• [Exercise requirements]: Reproduce the records exactly.

□ □ □

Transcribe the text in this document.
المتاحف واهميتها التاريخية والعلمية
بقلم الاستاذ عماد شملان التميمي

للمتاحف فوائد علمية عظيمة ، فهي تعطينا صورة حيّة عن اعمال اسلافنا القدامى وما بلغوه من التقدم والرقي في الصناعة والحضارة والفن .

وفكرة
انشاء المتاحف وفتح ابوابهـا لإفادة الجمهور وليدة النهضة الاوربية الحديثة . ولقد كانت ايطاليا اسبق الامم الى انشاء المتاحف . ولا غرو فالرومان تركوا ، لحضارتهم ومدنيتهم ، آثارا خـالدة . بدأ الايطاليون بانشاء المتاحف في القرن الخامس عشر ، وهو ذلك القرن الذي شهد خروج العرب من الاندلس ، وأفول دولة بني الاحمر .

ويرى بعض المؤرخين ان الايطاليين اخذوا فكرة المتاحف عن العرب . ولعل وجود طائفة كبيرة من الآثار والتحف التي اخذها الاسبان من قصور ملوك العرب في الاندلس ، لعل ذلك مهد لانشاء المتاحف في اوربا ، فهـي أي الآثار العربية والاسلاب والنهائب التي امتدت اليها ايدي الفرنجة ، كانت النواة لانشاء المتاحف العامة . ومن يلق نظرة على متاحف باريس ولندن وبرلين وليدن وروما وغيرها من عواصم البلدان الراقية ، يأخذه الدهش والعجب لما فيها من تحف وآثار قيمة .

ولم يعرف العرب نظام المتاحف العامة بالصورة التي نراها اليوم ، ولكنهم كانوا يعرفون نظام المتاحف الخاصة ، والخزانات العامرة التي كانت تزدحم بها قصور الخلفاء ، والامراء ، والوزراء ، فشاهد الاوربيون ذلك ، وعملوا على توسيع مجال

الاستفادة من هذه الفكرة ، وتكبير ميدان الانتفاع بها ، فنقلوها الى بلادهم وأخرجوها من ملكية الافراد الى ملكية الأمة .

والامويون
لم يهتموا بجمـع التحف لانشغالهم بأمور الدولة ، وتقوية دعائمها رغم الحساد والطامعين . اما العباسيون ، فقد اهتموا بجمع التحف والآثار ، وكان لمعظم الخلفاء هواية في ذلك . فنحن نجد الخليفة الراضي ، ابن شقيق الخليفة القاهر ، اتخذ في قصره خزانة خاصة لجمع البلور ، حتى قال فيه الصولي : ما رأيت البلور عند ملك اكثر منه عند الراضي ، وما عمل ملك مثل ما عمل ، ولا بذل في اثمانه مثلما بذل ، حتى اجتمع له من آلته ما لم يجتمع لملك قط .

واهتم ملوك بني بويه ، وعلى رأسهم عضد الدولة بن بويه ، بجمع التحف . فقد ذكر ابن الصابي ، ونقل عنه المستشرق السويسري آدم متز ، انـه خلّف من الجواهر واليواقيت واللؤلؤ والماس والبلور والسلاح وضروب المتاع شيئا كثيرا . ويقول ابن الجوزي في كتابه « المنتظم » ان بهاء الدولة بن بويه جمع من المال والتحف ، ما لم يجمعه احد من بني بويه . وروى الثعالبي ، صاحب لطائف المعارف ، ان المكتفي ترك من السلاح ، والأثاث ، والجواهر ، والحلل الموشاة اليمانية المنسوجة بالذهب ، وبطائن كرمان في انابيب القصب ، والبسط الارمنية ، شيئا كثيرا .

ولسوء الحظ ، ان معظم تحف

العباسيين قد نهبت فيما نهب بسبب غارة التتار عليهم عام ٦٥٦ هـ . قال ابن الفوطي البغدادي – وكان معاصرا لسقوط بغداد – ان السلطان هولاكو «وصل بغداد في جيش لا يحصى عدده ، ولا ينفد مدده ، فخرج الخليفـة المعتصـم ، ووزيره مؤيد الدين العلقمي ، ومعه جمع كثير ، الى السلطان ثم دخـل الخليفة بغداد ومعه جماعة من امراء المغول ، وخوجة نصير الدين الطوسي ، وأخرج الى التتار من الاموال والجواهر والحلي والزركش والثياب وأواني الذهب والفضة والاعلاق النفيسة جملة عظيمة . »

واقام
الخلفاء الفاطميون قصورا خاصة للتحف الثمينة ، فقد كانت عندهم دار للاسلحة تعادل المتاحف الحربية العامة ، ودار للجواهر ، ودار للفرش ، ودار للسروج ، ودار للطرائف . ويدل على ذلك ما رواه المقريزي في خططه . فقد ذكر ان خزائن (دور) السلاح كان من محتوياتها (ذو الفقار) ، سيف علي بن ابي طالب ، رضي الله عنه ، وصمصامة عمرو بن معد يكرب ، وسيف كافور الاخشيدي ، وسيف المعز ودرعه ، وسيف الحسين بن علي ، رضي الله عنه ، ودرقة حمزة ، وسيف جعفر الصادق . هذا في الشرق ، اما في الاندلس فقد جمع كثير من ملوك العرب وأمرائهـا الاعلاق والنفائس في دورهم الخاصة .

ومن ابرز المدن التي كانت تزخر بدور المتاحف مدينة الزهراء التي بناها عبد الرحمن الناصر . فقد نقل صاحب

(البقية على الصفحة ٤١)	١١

□ □ □

• [Response to this task]:
Transcribe the text in this document.
المتاحف واهميتها التاريخية والعلمية
بقلم الاستاذ عماد شملان التميمي

للمتاحف فوائد علمية عظيمة ، فهي تعطينا صورة حيّة عن اعمال اسلافنا القدامى وما بلغوه من التقدم والرقي في الصناعة والحضارة والفن .

وفكرة
انشاء المتاحف وفتح ابوابهـا لإفادة الجمهور وليدة النهضة الاوربية الحديثة . ولقد كانت ايطاليا اسبق الامم الى انشاء المتاحف . ولا غرو فالرومان تركوا ، لحضارتهم ومدنيتهم ، آثارا خـالدة . بدأ الايطاليون بانشاء المتاحف في القرن الخامس عشر ، وهو ذلك القرن الذي شهد خروج العرب من الاندلس ، وأفول دولة بني الاحمر .

ويرى بعض المؤرخين ان الايطاليين اخذوا فكرة المتاحف عن العرب . ولعل وجود طائفة كبيرة من الآثار والتحف التي اخذها الاسبان من قصور ملوك العرب في الاندلس ، لعل ذلك مهد لانشاء المتاحف في اوربا ، فهـي أي الآثار العربية والاسلاب والنهائب التي امتدت اليها ايدي الفرنجة ، كانت النواة لانشاء المتاحف العامة . ومن يلق نظرة على متاحف باريس ولندن وبرلين وليدن وروما وغيرها من عواصم البلدان الراقية ، يأخذه الدهش والعجب لما فيها من تحف وآثار قيمة .

ولم يعرف العرب نظام المتاحف العامة بالصورة التي نراها اليوم ، ولكنهم كانوا يعرفون نظام المتاحف الخاصة ، والخزانات العامرة التي كانت تزدحم بها قصور الخلفاء ، والامراء ، والوزراء ، فشاهد الاوربيون ذلك ، وعملوا على توسيع مجال

الاستفادة من هذه الفكرة ، وتكبير ميدان الانتفاع بها ، فنقلوها الى بلادهم وأخرجوها من ملكية الافراد الى ملكية الأمة .

والامويون
لم يهتموا بجمـع التحف لانشغالهم بأمور الدولة ، وتقوية دعائمها رغم الحساد والطامعين . اما العباسيون ، فقد اهتموا بجمع التحف والآثار ، وكان لمعظم الخلفاء هواية في ذلك . فنحن نجد الخليفة الراضي ، ابن شقيق الخليفة القاهر ، اتخذ في قصره خزانة خاصة لجمع البلور ، حتى قال فيه الصولي : ما رأيت البلور عند ملك اكثر منه عند الراضي ، وما عمل ملك مثل ما عمل ، ولا بذل في اثمانه مثلما بذل ، حتى اجتمع له من آلته ما لم يجتمع لملك قط .

واهتم ملوك بني بويه ، وعلى رأسهم عضد الدولة بن بويه ، بجمع التحف . فقد ذكر ابن الصابي ، ونقل عنه المستشرق السويسري آدم متز ، انـه خلّف من الجواهر واليواقيت واللؤلؤ والماس والبلور والسلاح وضروب المتاع شيئا كثيرا . ويقول ابن الجوزي في كتابه « المنتظم » ان بهاء الدولة بن بويه جمع من المال والتحف ، ما لم يجمعه احد من بني بويه . وروى الثعالبي ، صاحب لطائف المعارف ، ان المكتفي ترك من السلاح ، والأثاث ، والجواهر ، والحلل الموشاة اليمانية المنسوجة بالذهب ، وبطائن كرمان في انابيب القصب ، والبسط الارمنية ، شيئا كثيرا .

ولسوء الحظ ، ان معظم تحف

العباسيين قد نهبت فيما نهب بسبب غارة التتار عليهم عام ٦٥٦ هـ . قال ابن الفوطي البغدادي – وكان معاصرا لسقوط بغداد – ان السلطان هولاكو «وصل بغداد في جيش لا يحصى عدده ، ولا ينفد مدده ، فخرج الخليفـة المعتصـم ، ووزيره مؤيد الدين العلقمي ، ومعه جمع كثير ، الى السلطان ثم دخـل الخليفة بغداد ومعه جماعة من امراء المغول ، وخوجة نصير الدين الطوسي ، وأخرج الى التتار من الاموال والجواهر والحلي والزركش والثياب وأواني الذهب والفضة والاعلاق النفيسة جملة عظيمة . »

واقام
الخلفاء الفاطميون قصورا خاصة للتحف الثمينة ، فقد كانت عندهم دار للاسلحة تعادل المتاحف الحربية العامة ، ودار للجواهر ، ودار للفرش ، ودار للسروج ، ودار للطرائف . ويدل على ذلك ما رواه المقريزي في خططه . فقد ذكر ان خزائن (دور) السلاح كان من محتوياتها (ذو الفقار) ، سيف علي بن ابي طالب ، رضي الله عنه ، وصمصامة عمرو بن معد يكرب ، وسيف كافور الاخشيدي ، وسيف المعز ودرعه ، وسيف الحسين بن علي ، رضي الله عنه ، ودرقة حمزة ، وسيف جعفر الصادق . هذا في الشرق ، اما في الاندلس فقد جمع كثير من ملوك العرب وأمرائهـا الاعلاق والنفائس في دورهم الخاصة .

ومن ابرز المدن التي كانت تزخر بدور المتاحف مدينة الزهراء التي بناها عبد الرحمن الناصر . فقد نقل صاحب

(البقية على الصفحة ٤١)	١١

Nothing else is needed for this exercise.